§ **Passage to read**
::::::::::

The Meaning of Meaninglessness

Wikipedia says that Existential Nihilism is: life is without objective meaning, purpose, or intrinsic value.

Notice the underlined words.

To existentialists, people make meaning, create purpose, and value things. Repeated: meaning, purpose and value are created by people. Outside of people, these things have no meaning, purpose or value.

After people value something, there still is no objective value, only the subjective value. In fact, each person can value something differently.

To a nihilist, the common mistake people make is to

In English (and probably in most or all languages), it's common to say, "The sunset is beautiful." This phrasing separates the beauty of the sunset from the person watching. I've watched beautiful sunsets while walking my dog. My dog seems not to care in the least. He sees no beauty.

In English, we say, "The sun is bright." The brightness is a scientific fact. It can be tested and measured. Two different people can measure it and come out with the same facts. The brightness is part of the objective physical sun.

But they can't do that with the beauty of the sunset. There's no way to measure beauty except to ask people. Even then, there might be people who don't find a sunset particularly beautiful.

For instance, how would the sunset look to a colorblind person? Is it really beautiful?

How about to a blind person?

So when one says, "The sunset is beautiful," one is really saying, "I was moved by the beauty of the sunset" or "I find the sunset beautiful." Because we often say the first sentence, we hear ourselves attributing the beauty to the sunset, independent of us. Talking like this, and hearing others talk like this, we slip into the habit of speaking and thinking this way.

Previous cultures, and some modern people as well, think that God is not just the creator of all things, but is the only judge that matters. So if a sunset is beautiful, it is God who judges it so. To the existentialist, this is a monumental error, to presume that a human judgement is the same as God's. Perhaps God thinks sunsets are ugly, but necessary. Perhaps God shakes her head at the naivite of humans, entranced by atmospheric colors. Perhaps God can see the separate colors during daytime and by comparison, their is much less beauty in a sunset. We don't know. Truly, says the existentialist, any beauty is in the judgement of the beholder. There's no beauty in nature.

We don't know.

We feel, often deeply

How do we know that a rock is real? We feel its weight and its hardness in our hand. We see a tree or a mountain and know, from a great distance, that they exist. We smell breakfast and know that someone nearby is cooking. We hear footsteps and know someone's approaching. At times, our senses can fool us, but mostly we know because we sense, we perceive, we feel.

::::::::::

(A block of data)
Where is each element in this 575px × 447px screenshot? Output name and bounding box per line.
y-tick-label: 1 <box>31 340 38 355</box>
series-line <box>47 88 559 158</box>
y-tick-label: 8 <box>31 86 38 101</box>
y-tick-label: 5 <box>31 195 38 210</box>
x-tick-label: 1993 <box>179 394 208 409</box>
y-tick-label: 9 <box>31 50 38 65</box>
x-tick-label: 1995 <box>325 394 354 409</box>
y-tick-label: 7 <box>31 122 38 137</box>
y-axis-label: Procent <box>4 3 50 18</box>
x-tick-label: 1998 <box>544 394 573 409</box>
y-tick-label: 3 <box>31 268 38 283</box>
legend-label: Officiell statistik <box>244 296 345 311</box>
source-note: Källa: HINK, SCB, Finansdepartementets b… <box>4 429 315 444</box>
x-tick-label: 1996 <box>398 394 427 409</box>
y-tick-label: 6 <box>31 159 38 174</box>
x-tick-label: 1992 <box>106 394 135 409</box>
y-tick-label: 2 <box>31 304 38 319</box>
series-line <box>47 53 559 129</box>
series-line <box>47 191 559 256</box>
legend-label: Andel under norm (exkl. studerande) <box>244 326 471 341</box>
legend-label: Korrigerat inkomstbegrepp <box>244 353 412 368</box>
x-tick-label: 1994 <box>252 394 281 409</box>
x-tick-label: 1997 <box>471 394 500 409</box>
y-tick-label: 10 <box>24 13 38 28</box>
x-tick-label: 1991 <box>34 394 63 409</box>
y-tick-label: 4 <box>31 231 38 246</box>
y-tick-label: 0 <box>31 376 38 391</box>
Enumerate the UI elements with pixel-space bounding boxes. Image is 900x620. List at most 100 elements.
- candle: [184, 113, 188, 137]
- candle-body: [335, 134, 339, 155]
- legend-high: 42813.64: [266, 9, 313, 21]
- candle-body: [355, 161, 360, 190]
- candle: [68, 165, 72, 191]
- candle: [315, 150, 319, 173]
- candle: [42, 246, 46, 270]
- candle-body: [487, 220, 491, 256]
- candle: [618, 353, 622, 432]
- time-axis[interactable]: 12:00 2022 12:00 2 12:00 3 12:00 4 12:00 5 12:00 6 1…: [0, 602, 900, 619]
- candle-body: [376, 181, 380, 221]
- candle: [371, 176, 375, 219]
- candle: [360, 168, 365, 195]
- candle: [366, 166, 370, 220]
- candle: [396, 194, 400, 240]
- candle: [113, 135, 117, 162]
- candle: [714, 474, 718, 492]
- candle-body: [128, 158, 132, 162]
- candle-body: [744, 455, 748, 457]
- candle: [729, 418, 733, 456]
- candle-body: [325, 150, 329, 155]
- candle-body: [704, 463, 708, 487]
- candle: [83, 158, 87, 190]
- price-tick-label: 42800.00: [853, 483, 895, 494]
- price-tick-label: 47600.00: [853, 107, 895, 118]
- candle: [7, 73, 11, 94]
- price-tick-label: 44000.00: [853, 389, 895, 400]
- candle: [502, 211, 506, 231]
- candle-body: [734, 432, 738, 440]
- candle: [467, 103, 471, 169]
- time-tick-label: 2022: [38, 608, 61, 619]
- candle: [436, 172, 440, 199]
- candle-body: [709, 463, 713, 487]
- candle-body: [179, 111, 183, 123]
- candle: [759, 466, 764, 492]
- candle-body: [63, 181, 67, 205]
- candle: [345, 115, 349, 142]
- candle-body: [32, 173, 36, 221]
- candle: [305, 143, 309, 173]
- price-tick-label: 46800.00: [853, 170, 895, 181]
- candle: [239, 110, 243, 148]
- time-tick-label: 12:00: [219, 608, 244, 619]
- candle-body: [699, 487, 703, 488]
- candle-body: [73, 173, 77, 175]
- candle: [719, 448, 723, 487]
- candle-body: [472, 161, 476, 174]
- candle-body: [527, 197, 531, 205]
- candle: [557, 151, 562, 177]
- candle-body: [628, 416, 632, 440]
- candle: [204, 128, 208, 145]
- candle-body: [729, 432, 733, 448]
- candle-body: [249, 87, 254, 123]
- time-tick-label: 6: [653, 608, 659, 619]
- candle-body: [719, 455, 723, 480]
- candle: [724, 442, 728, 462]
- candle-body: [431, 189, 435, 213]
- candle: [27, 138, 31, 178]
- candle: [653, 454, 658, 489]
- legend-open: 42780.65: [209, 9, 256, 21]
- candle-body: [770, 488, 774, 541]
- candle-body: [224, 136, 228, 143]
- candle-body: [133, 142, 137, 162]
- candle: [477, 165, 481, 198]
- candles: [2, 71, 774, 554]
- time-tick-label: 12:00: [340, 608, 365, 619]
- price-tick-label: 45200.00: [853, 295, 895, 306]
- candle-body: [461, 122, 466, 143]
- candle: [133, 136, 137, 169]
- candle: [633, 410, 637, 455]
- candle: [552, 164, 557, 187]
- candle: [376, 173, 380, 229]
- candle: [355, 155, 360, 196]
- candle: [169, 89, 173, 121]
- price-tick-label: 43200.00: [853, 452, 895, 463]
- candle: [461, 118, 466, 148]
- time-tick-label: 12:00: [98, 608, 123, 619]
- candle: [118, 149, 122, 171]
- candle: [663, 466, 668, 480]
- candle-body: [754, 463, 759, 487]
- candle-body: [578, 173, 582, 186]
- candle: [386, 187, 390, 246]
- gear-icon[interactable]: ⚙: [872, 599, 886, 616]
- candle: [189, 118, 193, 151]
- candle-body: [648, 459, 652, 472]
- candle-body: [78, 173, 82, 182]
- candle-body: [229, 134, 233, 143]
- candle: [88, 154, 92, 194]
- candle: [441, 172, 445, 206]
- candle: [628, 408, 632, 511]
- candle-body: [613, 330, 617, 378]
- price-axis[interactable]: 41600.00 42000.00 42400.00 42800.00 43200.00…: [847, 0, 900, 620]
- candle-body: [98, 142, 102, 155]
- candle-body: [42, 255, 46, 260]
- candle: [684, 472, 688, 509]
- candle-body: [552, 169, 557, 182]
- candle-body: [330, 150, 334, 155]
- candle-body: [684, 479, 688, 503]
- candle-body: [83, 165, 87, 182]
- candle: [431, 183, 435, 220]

::::::::::

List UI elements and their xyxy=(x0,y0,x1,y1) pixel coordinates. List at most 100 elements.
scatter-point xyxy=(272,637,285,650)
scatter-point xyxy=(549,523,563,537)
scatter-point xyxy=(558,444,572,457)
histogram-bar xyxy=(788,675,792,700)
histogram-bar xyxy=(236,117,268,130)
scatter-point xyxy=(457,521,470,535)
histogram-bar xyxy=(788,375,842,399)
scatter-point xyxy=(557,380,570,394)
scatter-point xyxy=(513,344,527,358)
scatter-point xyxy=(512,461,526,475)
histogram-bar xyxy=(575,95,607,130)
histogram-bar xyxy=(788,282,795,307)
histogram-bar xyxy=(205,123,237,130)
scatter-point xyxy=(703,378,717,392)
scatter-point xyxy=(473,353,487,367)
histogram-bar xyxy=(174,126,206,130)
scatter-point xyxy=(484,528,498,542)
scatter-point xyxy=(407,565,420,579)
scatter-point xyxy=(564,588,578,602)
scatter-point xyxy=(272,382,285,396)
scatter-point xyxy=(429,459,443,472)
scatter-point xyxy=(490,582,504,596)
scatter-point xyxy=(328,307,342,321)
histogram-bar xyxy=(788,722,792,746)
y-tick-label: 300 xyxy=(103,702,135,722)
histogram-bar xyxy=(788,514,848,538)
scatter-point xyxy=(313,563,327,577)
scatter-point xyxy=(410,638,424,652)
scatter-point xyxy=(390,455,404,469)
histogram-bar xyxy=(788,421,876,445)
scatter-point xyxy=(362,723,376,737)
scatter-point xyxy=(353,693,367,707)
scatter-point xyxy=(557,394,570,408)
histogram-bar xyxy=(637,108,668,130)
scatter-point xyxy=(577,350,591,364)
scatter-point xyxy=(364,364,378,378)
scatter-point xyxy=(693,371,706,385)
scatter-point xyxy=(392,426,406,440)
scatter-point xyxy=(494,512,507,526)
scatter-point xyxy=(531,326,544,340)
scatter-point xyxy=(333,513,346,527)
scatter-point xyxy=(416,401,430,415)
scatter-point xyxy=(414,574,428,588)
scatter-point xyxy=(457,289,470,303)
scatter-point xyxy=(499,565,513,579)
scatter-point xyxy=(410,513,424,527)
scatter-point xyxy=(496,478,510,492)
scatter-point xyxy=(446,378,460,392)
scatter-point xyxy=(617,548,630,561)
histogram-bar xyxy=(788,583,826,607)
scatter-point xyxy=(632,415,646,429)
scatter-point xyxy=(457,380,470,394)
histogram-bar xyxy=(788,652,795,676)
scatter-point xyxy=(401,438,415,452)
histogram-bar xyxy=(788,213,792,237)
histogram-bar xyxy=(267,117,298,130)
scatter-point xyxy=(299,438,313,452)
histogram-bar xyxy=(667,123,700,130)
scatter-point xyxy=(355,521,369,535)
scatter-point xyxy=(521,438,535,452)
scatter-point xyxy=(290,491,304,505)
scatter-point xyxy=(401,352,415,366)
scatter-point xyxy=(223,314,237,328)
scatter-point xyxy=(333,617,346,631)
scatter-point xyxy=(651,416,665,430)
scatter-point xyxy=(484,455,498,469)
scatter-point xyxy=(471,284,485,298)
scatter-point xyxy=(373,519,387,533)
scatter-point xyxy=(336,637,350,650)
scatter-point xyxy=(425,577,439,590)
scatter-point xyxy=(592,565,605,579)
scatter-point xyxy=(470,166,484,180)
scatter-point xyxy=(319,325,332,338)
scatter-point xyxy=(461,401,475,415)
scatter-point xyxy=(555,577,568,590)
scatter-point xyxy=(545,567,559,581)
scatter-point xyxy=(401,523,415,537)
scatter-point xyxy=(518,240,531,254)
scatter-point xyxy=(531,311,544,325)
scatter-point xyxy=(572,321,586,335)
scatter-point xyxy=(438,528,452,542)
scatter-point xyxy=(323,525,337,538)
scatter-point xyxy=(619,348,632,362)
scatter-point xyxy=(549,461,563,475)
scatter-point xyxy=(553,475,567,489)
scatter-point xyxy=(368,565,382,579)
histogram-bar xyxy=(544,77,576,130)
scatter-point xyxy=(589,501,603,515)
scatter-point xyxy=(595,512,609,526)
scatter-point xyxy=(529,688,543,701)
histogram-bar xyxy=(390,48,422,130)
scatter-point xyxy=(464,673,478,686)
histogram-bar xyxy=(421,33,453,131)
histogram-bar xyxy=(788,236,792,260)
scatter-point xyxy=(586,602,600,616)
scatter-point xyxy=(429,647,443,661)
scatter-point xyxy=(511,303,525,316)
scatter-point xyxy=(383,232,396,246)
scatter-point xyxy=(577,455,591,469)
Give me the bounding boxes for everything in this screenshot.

::::::::::

§ **To do**
1 - From the essay on meaninglessness, write out everything from "How about to" down to "thinking this way.".
2 - Shorten the paragraph of the essay on meaninglessness that begins "In English, we say, "The sun is bright."" while keeping its main facts.
3 - Continue the essay on meaninglessness from its final sentence.
The rows have no connection to the essay on meaninglessness.

§ **Responses to the exercise**
1 -
How about to a blind person?

So when one says, "The sunset is beautiful," one is really saying, "I was moved by the beauty of the sunset" or "I find the sunset beautiful." Because we often say the first sentence, we hear ourselves attributing the beauty to the sunset, independent of us. Talking like this, and hearing others talk like this, we slip into the habit of speaking and thinking this way.

2 - "The sun is bright" states a scientific fact. Brightness can be tested and measured, two people measuring it get the same results, and it is part of the objective physical sun.

3 -
But then we make the quintessential human mistake. We call our emotions "feelings" as if they are senses. When we touch a rock, we know something's there. When we are moved by the beauty of the sunset, we mistakenly think we've perceived beauty. We feel that it's real.

Feelings are emotional thoughts, emotional reactions. They're important and real, but they tell us mostly how we're feeling, not so much about what's real.

But our emotional feelings come so quickly at times, we start thinking they're perceiving something real. Someone scolds us and we feel they're a bad person. We think we're sensing their badness. Someone has something we want and we feel jealous. The feeling seems to mean that we should have it. We think we're perceiving the rightness of us possessing it.

It happens all the time with fear. If we feel fear, we think there's danger. And if one out of 10 times there turns out to really be a danger, instead of realizing our feelings are 90% wrong, we think, "Aha! I was right!"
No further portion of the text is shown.